Stored records:
[start]

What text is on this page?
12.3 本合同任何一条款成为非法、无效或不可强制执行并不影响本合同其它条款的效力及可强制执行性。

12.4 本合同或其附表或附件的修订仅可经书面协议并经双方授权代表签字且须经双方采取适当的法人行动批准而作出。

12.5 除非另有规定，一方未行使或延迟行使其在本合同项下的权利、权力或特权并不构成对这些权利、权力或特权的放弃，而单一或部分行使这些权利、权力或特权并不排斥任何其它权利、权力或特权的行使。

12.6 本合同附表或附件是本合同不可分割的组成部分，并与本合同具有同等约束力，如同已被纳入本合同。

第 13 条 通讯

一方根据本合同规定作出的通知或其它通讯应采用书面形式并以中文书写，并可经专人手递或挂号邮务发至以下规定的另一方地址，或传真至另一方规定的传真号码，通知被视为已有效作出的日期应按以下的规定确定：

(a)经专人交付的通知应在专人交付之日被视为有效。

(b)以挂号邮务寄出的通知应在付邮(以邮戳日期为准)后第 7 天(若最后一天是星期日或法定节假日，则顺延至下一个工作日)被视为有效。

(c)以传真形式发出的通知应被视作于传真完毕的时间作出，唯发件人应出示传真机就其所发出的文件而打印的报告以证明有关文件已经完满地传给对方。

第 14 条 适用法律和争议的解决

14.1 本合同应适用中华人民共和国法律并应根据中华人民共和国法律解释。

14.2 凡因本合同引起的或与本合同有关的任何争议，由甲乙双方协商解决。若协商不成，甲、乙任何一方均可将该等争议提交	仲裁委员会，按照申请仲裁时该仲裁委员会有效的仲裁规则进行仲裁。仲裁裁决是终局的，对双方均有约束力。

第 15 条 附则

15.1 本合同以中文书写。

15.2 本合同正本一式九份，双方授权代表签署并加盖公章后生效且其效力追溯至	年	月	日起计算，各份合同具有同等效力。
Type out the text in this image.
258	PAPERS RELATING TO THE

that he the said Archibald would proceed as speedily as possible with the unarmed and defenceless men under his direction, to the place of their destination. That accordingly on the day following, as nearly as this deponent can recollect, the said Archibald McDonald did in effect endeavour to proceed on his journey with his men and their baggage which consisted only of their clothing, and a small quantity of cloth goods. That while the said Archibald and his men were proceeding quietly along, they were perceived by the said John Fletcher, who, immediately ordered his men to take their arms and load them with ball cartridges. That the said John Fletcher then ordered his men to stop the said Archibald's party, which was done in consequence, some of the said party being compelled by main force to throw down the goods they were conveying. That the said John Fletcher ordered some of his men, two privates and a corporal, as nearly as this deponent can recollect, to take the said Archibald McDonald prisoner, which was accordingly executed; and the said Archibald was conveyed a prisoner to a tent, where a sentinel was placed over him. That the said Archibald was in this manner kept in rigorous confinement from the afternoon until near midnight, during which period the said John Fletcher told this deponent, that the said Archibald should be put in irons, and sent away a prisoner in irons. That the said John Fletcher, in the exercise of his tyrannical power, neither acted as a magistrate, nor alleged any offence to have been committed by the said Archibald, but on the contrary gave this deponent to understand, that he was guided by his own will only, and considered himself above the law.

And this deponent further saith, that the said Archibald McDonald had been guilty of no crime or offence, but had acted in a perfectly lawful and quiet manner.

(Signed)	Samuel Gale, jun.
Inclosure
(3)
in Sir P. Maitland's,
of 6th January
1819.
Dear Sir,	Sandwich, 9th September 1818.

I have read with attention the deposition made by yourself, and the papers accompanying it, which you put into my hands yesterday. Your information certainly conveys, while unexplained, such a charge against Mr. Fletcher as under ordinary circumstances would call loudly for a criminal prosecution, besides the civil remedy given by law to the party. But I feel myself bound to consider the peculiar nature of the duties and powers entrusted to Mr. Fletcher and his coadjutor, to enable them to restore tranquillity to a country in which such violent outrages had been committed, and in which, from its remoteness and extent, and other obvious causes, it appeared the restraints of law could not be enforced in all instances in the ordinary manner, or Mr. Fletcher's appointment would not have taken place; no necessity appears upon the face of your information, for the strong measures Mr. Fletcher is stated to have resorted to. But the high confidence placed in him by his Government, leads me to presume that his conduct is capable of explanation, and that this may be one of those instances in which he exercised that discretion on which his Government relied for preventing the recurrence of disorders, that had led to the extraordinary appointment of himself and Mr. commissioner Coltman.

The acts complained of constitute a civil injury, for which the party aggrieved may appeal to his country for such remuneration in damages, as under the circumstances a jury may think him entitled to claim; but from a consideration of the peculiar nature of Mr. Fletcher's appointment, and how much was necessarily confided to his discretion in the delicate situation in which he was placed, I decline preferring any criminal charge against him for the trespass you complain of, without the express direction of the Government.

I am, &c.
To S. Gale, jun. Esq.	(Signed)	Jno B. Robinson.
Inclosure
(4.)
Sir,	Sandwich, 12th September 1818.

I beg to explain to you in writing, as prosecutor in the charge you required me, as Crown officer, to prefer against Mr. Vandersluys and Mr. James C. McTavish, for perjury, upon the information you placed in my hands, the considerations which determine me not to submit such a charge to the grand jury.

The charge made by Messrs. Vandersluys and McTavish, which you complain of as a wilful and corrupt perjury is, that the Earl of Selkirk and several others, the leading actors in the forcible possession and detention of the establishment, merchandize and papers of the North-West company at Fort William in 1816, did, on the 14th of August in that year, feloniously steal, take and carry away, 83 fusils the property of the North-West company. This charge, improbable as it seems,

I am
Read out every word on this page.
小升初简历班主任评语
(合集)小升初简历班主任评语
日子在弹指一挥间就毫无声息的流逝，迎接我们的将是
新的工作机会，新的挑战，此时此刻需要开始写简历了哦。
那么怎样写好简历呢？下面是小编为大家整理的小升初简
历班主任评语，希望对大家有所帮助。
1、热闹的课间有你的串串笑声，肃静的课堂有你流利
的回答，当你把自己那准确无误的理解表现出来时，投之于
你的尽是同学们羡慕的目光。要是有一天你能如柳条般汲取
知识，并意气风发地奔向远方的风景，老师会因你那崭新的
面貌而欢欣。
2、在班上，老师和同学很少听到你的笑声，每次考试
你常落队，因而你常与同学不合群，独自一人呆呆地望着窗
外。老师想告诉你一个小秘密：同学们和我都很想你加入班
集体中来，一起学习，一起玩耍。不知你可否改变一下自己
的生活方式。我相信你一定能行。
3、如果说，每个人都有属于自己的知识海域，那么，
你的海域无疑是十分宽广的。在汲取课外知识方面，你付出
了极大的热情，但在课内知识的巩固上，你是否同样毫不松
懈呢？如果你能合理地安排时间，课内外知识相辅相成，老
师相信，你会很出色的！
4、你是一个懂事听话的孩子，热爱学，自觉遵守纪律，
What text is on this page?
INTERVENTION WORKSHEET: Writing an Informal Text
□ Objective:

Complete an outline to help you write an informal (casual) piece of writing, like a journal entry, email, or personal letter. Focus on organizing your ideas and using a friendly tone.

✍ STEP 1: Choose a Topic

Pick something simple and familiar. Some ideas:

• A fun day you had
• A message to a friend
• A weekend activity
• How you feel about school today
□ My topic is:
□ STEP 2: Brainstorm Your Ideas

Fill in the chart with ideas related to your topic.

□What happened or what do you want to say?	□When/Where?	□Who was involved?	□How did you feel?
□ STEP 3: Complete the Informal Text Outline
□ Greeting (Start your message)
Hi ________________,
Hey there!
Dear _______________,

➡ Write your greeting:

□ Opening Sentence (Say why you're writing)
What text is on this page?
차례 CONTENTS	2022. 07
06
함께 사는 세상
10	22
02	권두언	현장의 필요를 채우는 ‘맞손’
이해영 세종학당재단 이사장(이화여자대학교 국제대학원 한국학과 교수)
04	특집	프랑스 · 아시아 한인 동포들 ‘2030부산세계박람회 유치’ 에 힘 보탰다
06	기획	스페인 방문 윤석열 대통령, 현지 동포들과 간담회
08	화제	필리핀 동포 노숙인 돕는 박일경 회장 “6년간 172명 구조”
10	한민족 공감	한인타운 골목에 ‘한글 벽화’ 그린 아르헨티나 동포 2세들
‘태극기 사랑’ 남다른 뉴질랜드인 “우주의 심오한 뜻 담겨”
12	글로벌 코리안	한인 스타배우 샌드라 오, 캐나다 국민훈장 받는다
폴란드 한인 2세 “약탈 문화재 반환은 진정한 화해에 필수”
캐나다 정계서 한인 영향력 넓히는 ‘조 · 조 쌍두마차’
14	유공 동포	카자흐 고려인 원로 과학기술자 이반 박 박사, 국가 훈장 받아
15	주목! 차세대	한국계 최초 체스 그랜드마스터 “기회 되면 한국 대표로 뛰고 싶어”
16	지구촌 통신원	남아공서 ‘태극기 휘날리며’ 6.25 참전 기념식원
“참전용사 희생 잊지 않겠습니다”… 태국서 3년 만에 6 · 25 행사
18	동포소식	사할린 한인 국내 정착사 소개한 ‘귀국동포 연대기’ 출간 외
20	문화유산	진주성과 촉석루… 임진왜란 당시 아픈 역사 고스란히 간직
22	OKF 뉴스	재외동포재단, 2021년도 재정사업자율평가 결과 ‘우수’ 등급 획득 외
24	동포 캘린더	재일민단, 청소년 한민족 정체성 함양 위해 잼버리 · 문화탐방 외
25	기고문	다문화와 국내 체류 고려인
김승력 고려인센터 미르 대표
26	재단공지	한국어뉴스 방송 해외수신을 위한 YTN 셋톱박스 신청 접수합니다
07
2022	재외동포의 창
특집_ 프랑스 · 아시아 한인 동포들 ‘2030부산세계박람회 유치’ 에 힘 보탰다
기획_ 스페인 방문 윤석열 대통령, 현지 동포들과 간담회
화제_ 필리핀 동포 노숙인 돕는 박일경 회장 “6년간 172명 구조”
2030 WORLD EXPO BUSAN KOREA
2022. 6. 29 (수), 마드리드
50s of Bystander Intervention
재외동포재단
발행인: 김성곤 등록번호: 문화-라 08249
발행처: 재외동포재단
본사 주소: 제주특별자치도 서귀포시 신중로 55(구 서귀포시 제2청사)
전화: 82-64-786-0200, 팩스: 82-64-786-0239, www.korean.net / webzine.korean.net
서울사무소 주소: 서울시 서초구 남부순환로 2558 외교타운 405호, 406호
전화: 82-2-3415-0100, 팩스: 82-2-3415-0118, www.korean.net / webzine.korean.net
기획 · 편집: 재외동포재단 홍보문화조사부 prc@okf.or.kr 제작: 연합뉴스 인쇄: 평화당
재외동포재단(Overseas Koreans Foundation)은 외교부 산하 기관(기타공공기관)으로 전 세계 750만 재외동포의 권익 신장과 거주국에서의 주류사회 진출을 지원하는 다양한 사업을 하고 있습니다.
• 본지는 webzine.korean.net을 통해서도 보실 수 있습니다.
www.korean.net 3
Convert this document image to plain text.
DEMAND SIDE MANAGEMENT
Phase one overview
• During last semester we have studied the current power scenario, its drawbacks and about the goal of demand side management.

[end]

● Job: How many lines of the listing above include the word "Sandwich"? Reply with the number alone.

● Complete output: 2